■ Written problem: Using the listing below, select the lines with the word "title" and copy them.

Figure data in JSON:
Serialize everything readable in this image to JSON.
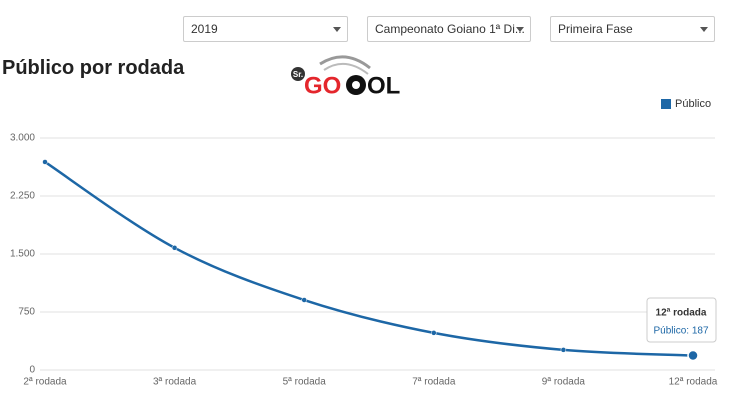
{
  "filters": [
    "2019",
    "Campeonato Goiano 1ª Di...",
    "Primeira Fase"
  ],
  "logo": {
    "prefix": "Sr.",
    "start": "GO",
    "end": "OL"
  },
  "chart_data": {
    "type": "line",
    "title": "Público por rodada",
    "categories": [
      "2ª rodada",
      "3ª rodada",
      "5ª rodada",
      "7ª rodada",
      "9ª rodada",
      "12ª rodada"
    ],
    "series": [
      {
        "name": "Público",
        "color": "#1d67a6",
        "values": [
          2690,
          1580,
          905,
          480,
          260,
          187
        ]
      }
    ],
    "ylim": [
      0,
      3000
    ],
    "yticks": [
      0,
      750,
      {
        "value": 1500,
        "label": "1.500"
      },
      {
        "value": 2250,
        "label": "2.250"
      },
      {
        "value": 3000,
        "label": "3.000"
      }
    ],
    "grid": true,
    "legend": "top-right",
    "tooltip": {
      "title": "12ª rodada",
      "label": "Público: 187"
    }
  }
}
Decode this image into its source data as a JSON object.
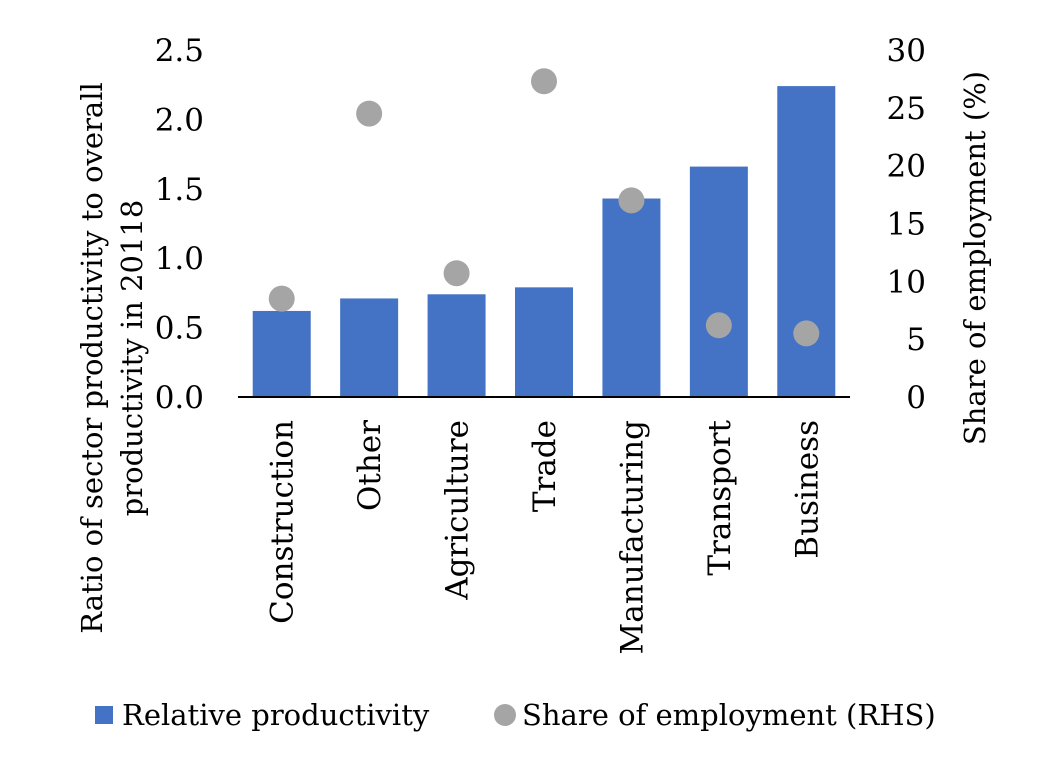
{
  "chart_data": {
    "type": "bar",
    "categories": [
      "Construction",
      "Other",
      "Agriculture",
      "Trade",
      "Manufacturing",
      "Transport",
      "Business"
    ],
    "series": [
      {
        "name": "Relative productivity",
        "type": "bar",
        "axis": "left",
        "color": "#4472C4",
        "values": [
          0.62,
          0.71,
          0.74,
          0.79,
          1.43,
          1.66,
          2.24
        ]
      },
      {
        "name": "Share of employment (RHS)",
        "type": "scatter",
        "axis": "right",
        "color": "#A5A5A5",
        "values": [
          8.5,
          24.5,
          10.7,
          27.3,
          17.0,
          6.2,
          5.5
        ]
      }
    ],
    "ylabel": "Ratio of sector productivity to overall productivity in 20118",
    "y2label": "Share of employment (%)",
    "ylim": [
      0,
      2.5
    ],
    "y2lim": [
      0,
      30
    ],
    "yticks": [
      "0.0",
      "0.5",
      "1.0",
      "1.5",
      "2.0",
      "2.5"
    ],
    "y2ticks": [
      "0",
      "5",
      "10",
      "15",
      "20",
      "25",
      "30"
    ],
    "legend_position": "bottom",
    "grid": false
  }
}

■ Written answer:
    "title": "Público por rodada",
      "title": "12ª rodada",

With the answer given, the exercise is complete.